Instructions for the task:
Report back each line of the data that contains the word "after".

Items from a dataset:
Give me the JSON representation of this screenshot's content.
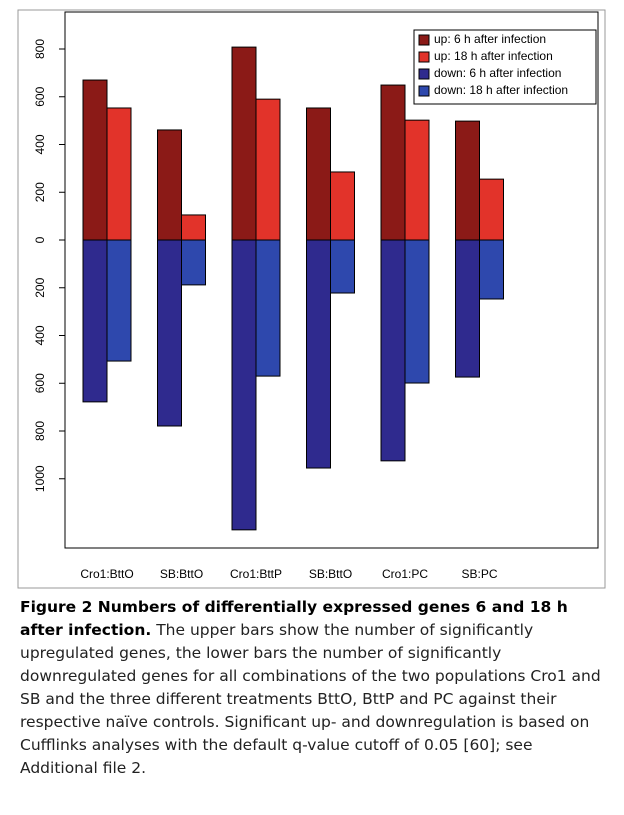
{
  "chart_data": {
    "type": "bar",
    "categories": [
      "Cro1:BttO",
      "SB:BttO",
      "Cro1:BttP",
      "SB:BttO",
      "Cro1:PC",
      "SB:PC"
    ],
    "series": [
      {
        "name": "up: 6 h after infection",
        "color": "#8b1a17",
        "values": [
          670,
          461,
          808,
          553,
          649,
          498
        ]
      },
      {
        "name": "up: 18 h after infection",
        "color": "#e2332a",
        "values": [
          553,
          105,
          590,
          285,
          502,
          255
        ]
      },
      {
        "name": "down: 6 h after infection",
        "color": "#2f2a8e",
        "values": [
          -678,
          -779,
          -1214,
          -955,
          -925,
          -574
        ]
      },
      {
        "name": "down: 18 h after infection",
        "color": "#2e48ad",
        "values": [
          -507,
          -188,
          -570,
          -222,
          -599,
          -247
        ]
      }
    ],
    "ylim": [
      -1290,
      955
    ],
    "yticks": [
      {
        "value": -1000,
        "label": "1000"
      },
      {
        "value": -800,
        "label": "800"
      },
      {
        "value": -600,
        "label": "600"
      },
      {
        "value": -400,
        "label": "400"
      },
      {
        "value": -200,
        "label": "200"
      },
      0,
      200,
      400,
      600,
      800
    ],
    "legend": "top-right"
  },
  "caption": {
    "title": "Figure 2 Numbers of differentially expressed genes 6 and 18 h after infection.",
    "text": "The upper bars show the number of significantly upregulated genes, the lower bars the number of significantly downregulated genes for all combinations of the two populations Cro1 and SB and the three different treatments BttO, BttP and PC against their respective naïve controls. Significant up- and downregulation is based on Cufflinks analyses with the default q-value cutoff of 0.05 [60]; see Additional file 2."
  }
}
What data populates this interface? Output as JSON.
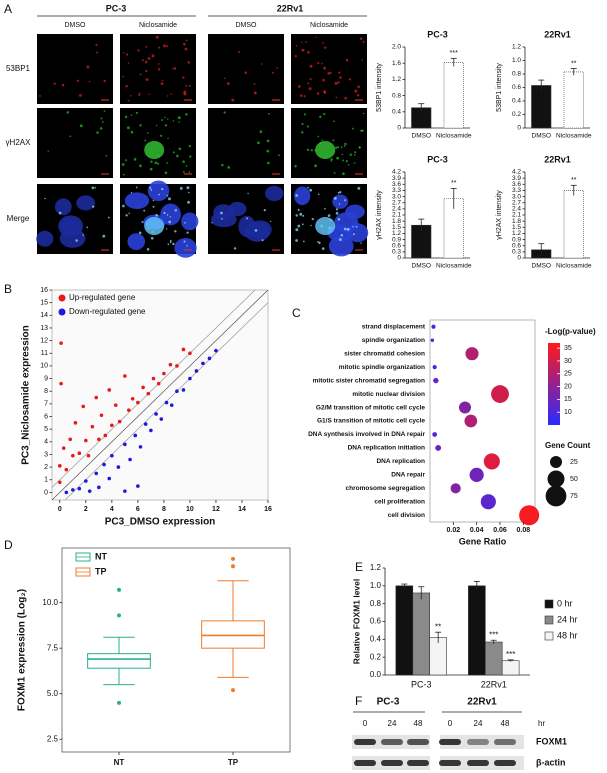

Worked solution:
        "name": "up: 6 h after infection",
        "name": "up: 18 h after infection",
        "name": "down: 6 h after infection",
        "name": "down: 18 h after infection",
    "title": "Figure 2 Numbers of differentially expressed genes 6 and 18 h after infection.",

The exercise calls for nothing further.